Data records
-.-.-

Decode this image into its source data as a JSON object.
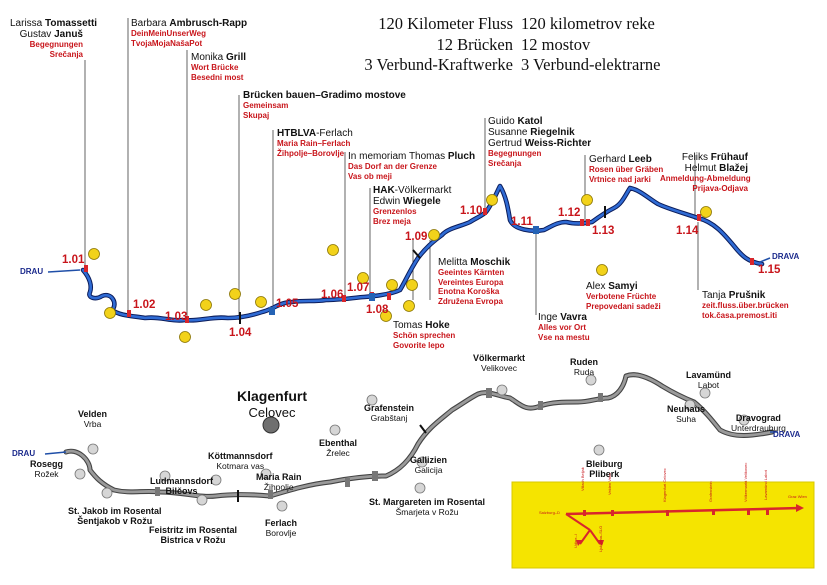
{
  "stats": {
    "de": [
      "120 Kilometer Fluss",
      "12 Brücken",
      "3 Verbund-Kraftwerke"
    ],
    "sl": [
      "120 kilometrov reke",
      "12 mostov",
      "3 Verbund-elektrarne"
    ]
  },
  "river_label": "DRAU",
  "river_label_right": "DRAVA",
  "bridges": [
    "1.01",
    "1.02",
    "1.03",
    "1.04",
    "1.05",
    "1.06",
    "1.07",
    "1.08",
    "1.09",
    "1.10",
    "1.11",
    "1.12",
    "1.13",
    "1.14",
    "1.15"
  ],
  "annotations": [
    {
      "name_pre": "Larissa ",
      "name_bold": "Tomassetti",
      "name2_pre": "Gustav ",
      "name2_bold": "Januš",
      "red": [
        "Begegnungen",
        "Srečanja"
      ]
    },
    {
      "name_pre": "Barbara ",
      "name_bold": "Ambrusch-Rapp",
      "red": [
        "DeinMeinUnserWeg",
        "TvojaMojaNašaPot"
      ]
    },
    {
      "name_pre": "Monika ",
      "name_bold": "Grill",
      "red": [
        "Wort Brücke",
        "Besedni most"
      ]
    },
    {
      "name_pre": "",
      "name_bold": "Brücken bauen–Gradimo mostove",
      "red": [
        "Gemeinsam",
        "Skupaj"
      ]
    },
    {
      "name_pre": "",
      "name_bold": "HTBLVA",
      "name_post": "-Ferlach",
      "red": [
        "Maria Rain–Ferlach",
        "Žihpolje–Borovlje"
      ]
    },
    {
      "name_pre": "In memoriam Thomas ",
      "name_bold": "Pluch",
      "red": [
        "Das Dorf an der Grenze",
        "Vas ob meji"
      ]
    },
    {
      "name_pre": "",
      "name_bold": "HAK",
      "name_post": "-Völkermarkt",
      "name2_pre": "Edwin ",
      "name2_bold": "Wiegele",
      "red": [
        "Grenzenlos",
        "Brez meja"
      ]
    },
    {
      "name_pre": "Guido ",
      "name_bold": "Katol",
      "name2_pre": "Susanne ",
      "name2_bold": "Riegelnik",
      "name3_pre": "Gertrud ",
      "name3_bold": "Weiss-Richter",
      "red": [
        "Begegnungen",
        "Srečanja"
      ]
    },
    {
      "name_pre": "Gerhard ",
      "name_bold": "Leeb",
      "red": [
        "Rosen über Gräben",
        "Vrtnice nad jarki"
      ]
    },
    {
      "name_pre": "Feliks ",
      "name_bold": "Frühauf",
      "name2_pre": "Helmut ",
      "name2_bold": "Blažej",
      "red": [
        "Anmeldung-Abmeldung",
        "Prijava-Odjava"
      ]
    },
    {
      "name_pre": "Melitta ",
      "name_bold": "Moschik",
      "red": [
        "Geeintes Kärnten",
        "Vereintes Europa",
        "Enotna Koroška",
        "Združena Evropa"
      ]
    },
    {
      "name_pre": "Tomas ",
      "name_bold": "Hoke",
      "red": [
        "Schön sprechen",
        "Govorite lepo"
      ]
    },
    {
      "name_pre": "Inge ",
      "name_bold": "Vavra",
      "red": [
        "Alles vor Ort",
        "Vse na mestu"
      ]
    },
    {
      "name_pre": "Alex ",
      "name_bold": "Samyi",
      "red": [
        "Verbotene Früchte",
        "Prepovedani sadeži"
      ]
    },
    {
      "name_pre": "Tanja ",
      "name_bold": "Prušnik",
      "red": [
        "zeit.fluss.über.brücken",
        "tok.časa.premost.iti"
      ]
    }
  ],
  "towns": [
    {
      "de": "Velden",
      "sl": "Vrba"
    },
    {
      "de": "Rosegg",
      "sl": "Rožek"
    },
    {
      "de": "St. Jakob im Rosental",
      "sl": "Šentjakob v Rožu"
    },
    {
      "de": "Ludmannsdorf",
      "sl": "Bilčovs"
    },
    {
      "de": "Feistritz im Rosental",
      "sl": "Bistrica v Rožu"
    },
    {
      "de": "Köttmannsdorf",
      "sl": "Kotmara vas"
    },
    {
      "de": "Maria Rain",
      "sl": "Žihpolje"
    },
    {
      "de": "Ferlach",
      "sl": "Borovlje"
    },
    {
      "de": "Ebenthal",
      "sl": "Žrelec"
    },
    {
      "de": "Grafenstein",
      "sl": "Grabštanj"
    },
    {
      "de": "Gallizien",
      "sl": "Galicija"
    },
    {
      "de": "St. Margareten im Rosental",
      "sl": "Šmarjeta v Rožu"
    },
    {
      "de": "Völkermarkt",
      "sl": "Velikovec"
    },
    {
      "de": "Ruden",
      "sl": "Ruda"
    },
    {
      "de": "Bleiburg",
      "sl": "Pliberk"
    },
    {
      "de": "Neuhaus",
      "sl": "Suha"
    },
    {
      "de": "Lavamünd",
      "sl": "Labot"
    },
    {
      "de": "Dravograd",
      "sl": "Unterdrauburg"
    }
  ],
  "capital": {
    "de": "Klagenfurt",
    "sl": "Celovec"
  },
  "bottom_drau": "DRAU",
  "bottom_drava": "DRAVA",
  "inset": {
    "labels": [
      "Salzburg–D",
      "Villach Beljak",
      "Velden Vrba",
      "Klagenfurt Celovec",
      "Grafenstein",
      "Völkermarkt Velikovec",
      "Lavamünd Labot",
      "Graz Wien",
      "Udine–I",
      "Ljubljana–SLO"
    ]
  },
  "colors": {
    "river": "#1f4fa8",
    "bridge": "#d8262c",
    "sun": "#f2d21a",
    "road": "#7d7d7d",
    "inset_bg": "#f5e400",
    "accent_red": "#c8151b"
  }
}
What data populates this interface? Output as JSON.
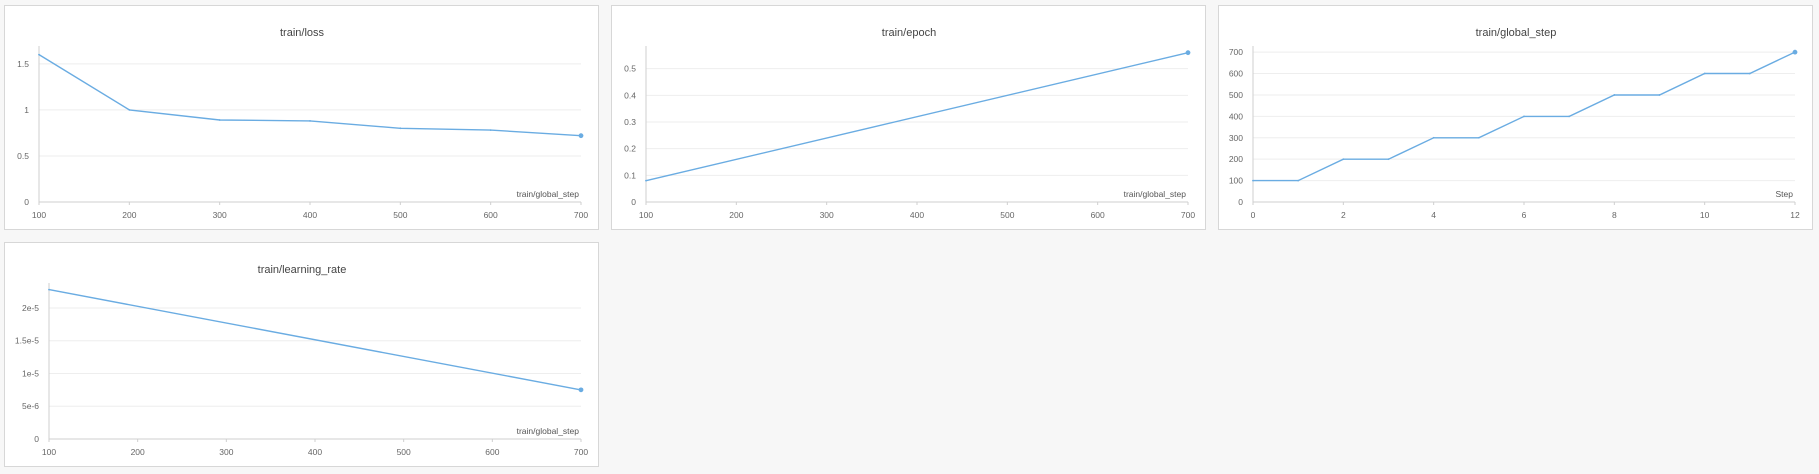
{
  "colors": {
    "series": "#6aace2"
  },
  "chart_data": [
    {
      "type": "line",
      "title": "train/loss",
      "xlabel": "train/global_step",
      "ylabel": "",
      "x": [
        100,
        200,
        300,
        400,
        500,
        600,
        700
      ],
      "series": [
        {
          "values": [
            1.6,
            1.0,
            0.89,
            0.88,
            0.8,
            0.78,
            0.72
          ]
        }
      ],
      "xlim": [
        100,
        700
      ],
      "ylim": [
        0,
        1.65
      ],
      "x_ticks": [
        100,
        200,
        300,
        400,
        500,
        600,
        700
      ],
      "x_tick_labels": [
        "100",
        "200",
        "300",
        "400",
        "500",
        "600",
        "700"
      ],
      "y_ticks": [
        0,
        0.5,
        1,
        1.5
      ],
      "y_tick_labels": [
        "0",
        "0.5",
        "1",
        "1.5"
      ],
      "grid": true
    },
    {
      "type": "line",
      "title": "train/epoch",
      "xlabel": "train/global_step",
      "ylabel": "",
      "x": [
        100,
        700
      ],
      "series": [
        {
          "values": [
            0.08,
            0.56
          ]
        }
      ],
      "xlim": [
        100,
        700
      ],
      "ylim": [
        0,
        0.57
      ],
      "x_ticks": [
        100,
        200,
        300,
        400,
        500,
        600,
        700
      ],
      "x_tick_labels": [
        "100",
        "200",
        "300",
        "400",
        "500",
        "600",
        "700"
      ],
      "y_ticks": [
        0,
        0.1,
        0.2,
        0.3,
        0.4,
        0.5
      ],
      "y_tick_labels": [
        "0",
        "0.1",
        "0.2",
        "0.3",
        "0.4",
        "0.5"
      ],
      "grid": true
    },
    {
      "type": "line",
      "title": "train/global_step",
      "xlabel": "Step",
      "ylabel": "",
      "x": [
        0,
        1,
        2,
        3,
        4,
        5,
        6,
        7,
        8,
        9,
        10,
        11,
        12
      ],
      "series": [
        {
          "values": [
            100,
            100,
            200,
            200,
            300,
            300,
            400,
            400,
            500,
            500,
            600,
            600,
            700
          ]
        }
      ],
      "xlim": [
        0,
        12
      ],
      "ylim": [
        0,
        710
      ],
      "x_ticks": [
        0,
        2,
        4,
        6,
        8,
        10,
        12
      ],
      "x_tick_labels": [
        "0",
        "2",
        "4",
        "6",
        "8",
        "10",
        "12"
      ],
      "y_ticks": [
        0,
        100,
        200,
        300,
        400,
        500,
        600,
        700
      ],
      "y_tick_labels": [
        "0",
        "100",
        "200",
        "300",
        "400",
        "500",
        "600",
        "700"
      ],
      "grid": true
    },
    {
      "type": "line",
      "title": "train/learning_rate",
      "xlabel": "train/global_step",
      "ylabel": "",
      "x": [
        100,
        700
      ],
      "series": [
        {
          "values": [
            2.28e-05,
            7.5e-06
          ]
        }
      ],
      "xlim": [
        100,
        700
      ],
      "ylim": [
        0,
        2.32e-05
      ],
      "x_ticks": [
        100,
        200,
        300,
        400,
        500,
        600,
        700
      ],
      "x_tick_labels": [
        "100",
        "200",
        "300",
        "400",
        "500",
        "600",
        "700"
      ],
      "y_ticks": [
        0,
        5e-06,
        1e-05,
        1.5e-05,
        2e-05
      ],
      "y_tick_labels": [
        "0",
        "5e-6",
        "1e-5",
        "1.5e-5",
        "2e-5"
      ],
      "grid": true
    }
  ]
}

-.-.-

* [What is expected]: Find each line holding "Völkermarkt". Copy it out.

* [Written response]:
      "name_post": "-Völkermarkt",
      "de": "Völkermarkt",
      "Völkermarkt Velikovec",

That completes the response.